- **Objective**
Reproduce, unchanged, the stretch of the records below from their first line through the line containing "table-cell: 12 (138, 224, 203, 243)".

- **Dataset records**
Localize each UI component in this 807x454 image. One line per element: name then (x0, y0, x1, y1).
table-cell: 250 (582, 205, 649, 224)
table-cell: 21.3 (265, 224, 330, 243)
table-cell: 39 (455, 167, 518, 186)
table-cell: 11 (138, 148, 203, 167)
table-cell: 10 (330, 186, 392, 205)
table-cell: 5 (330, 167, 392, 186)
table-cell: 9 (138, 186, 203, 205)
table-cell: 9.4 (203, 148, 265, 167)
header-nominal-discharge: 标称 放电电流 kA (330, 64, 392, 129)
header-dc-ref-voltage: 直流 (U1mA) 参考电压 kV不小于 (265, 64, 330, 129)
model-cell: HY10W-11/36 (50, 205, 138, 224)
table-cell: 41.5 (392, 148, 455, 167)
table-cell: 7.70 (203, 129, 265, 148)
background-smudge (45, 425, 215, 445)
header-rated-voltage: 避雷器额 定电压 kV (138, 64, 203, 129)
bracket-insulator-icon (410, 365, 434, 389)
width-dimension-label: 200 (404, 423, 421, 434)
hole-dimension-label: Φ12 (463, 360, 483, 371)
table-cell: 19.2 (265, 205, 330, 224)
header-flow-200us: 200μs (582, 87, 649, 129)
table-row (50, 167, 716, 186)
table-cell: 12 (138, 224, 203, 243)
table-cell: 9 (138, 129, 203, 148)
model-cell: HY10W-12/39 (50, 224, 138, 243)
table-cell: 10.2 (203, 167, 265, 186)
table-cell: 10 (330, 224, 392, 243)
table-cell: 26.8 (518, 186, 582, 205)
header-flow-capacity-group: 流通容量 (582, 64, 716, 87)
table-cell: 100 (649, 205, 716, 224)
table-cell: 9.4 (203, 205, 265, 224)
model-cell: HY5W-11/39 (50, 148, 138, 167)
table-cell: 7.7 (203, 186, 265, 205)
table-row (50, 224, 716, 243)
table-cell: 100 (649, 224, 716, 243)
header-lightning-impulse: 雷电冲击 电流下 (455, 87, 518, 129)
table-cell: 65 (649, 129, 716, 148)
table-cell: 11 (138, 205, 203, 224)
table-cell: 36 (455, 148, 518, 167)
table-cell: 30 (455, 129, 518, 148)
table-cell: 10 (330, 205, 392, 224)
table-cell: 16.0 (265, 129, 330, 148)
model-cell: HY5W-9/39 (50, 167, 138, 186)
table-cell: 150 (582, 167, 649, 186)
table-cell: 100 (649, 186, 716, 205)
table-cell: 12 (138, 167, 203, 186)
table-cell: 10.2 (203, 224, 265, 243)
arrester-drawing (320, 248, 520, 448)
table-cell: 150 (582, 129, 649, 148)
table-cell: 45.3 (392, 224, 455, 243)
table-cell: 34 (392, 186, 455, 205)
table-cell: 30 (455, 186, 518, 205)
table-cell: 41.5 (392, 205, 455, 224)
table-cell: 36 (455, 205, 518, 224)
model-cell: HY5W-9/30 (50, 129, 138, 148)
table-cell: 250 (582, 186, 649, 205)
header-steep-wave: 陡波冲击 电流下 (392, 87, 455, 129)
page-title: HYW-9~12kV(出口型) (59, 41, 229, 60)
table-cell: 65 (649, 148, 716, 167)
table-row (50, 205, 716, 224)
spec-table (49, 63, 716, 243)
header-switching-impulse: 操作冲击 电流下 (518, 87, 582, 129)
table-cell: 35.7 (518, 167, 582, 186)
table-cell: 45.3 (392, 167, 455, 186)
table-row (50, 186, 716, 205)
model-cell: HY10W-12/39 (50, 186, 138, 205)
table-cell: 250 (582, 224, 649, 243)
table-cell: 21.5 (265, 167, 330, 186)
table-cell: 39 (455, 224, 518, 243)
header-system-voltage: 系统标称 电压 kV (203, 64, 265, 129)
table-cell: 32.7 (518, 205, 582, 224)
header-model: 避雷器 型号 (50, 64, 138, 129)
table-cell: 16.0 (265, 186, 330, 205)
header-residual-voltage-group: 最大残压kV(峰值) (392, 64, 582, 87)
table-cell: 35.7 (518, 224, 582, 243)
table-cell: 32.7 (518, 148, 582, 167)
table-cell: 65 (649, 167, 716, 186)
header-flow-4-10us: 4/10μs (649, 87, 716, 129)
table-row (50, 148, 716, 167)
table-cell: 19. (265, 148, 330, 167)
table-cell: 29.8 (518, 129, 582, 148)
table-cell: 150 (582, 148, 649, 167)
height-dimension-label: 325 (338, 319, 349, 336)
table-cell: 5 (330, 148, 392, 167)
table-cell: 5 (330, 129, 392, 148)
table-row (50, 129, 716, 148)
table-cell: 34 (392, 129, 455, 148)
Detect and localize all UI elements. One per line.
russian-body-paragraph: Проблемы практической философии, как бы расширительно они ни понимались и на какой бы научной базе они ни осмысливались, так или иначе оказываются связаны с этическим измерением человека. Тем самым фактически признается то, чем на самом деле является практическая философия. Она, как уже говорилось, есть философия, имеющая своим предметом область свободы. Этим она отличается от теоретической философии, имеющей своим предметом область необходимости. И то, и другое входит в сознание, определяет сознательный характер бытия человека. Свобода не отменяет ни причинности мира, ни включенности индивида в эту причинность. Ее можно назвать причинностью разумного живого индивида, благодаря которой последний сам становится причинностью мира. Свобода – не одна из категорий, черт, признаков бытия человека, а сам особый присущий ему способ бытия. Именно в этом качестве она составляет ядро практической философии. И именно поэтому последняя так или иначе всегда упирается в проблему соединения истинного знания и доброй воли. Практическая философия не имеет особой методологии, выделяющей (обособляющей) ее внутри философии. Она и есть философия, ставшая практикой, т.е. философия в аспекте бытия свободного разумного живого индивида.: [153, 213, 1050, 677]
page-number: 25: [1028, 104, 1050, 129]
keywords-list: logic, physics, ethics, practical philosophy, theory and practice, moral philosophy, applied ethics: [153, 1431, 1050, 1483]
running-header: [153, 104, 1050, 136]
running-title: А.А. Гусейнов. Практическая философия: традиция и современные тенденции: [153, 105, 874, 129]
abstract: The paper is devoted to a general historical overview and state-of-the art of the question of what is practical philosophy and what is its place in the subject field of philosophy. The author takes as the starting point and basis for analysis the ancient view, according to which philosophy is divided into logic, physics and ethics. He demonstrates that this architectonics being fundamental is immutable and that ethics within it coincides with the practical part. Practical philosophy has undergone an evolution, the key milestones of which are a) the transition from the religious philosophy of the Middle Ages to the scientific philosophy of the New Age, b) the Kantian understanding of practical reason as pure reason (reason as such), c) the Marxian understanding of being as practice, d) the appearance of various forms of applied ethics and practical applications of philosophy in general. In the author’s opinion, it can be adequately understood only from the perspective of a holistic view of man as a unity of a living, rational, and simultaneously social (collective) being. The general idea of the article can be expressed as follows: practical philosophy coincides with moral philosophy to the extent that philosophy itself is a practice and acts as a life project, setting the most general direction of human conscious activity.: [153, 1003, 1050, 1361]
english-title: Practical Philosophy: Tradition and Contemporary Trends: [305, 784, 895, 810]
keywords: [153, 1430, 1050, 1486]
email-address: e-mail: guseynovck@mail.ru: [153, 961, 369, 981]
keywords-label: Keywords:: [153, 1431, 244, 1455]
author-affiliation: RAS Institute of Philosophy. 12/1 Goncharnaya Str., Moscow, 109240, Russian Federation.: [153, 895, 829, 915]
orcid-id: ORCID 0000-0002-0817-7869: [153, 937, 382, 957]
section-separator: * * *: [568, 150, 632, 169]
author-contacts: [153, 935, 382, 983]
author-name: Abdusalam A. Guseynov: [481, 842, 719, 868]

- **Result of this exercise**
Localize each UI component in this 807x454 image. One line per element: name then (x0, y0, x1, y1).
table-cell: 250 (582, 205, 649, 224)
table-cell: 21.3 (265, 224, 330, 243)
table-cell: 39 (455, 167, 518, 186)
table-cell: 11 (138, 148, 203, 167)
table-cell: 10 (330, 186, 392, 205)
table-cell: 5 (330, 167, 392, 186)
table-cell: 9 (138, 186, 203, 205)
table-cell: 9.4 (203, 148, 265, 167)
header-nominal-discharge: 标称 放电电流 kA (330, 64, 392, 129)
header-dc-ref-voltage: 直流 (U1mA) 参考电压 kV不小于 (265, 64, 330, 129)
model-cell: HY10W-11/36 (50, 205, 138, 224)
table-cell: 41.5 (392, 148, 455, 167)
table-cell: 7.70 (203, 129, 265, 148)
background-smudge (45, 425, 215, 445)
header-rated-voltage: 避雷器额 定电压 kV (138, 64, 203, 129)
bracket-insulator-icon (410, 365, 434, 389)
width-dimension-label: 200 (404, 423, 421, 434)
hole-dimension-label: Φ12 (463, 360, 483, 371)
table-cell: 19.2 (265, 205, 330, 224)
header-flow-200us: 200μs (582, 87, 649, 129)
table-row (50, 167, 716, 186)
table-cell: 12 (138, 224, 203, 243)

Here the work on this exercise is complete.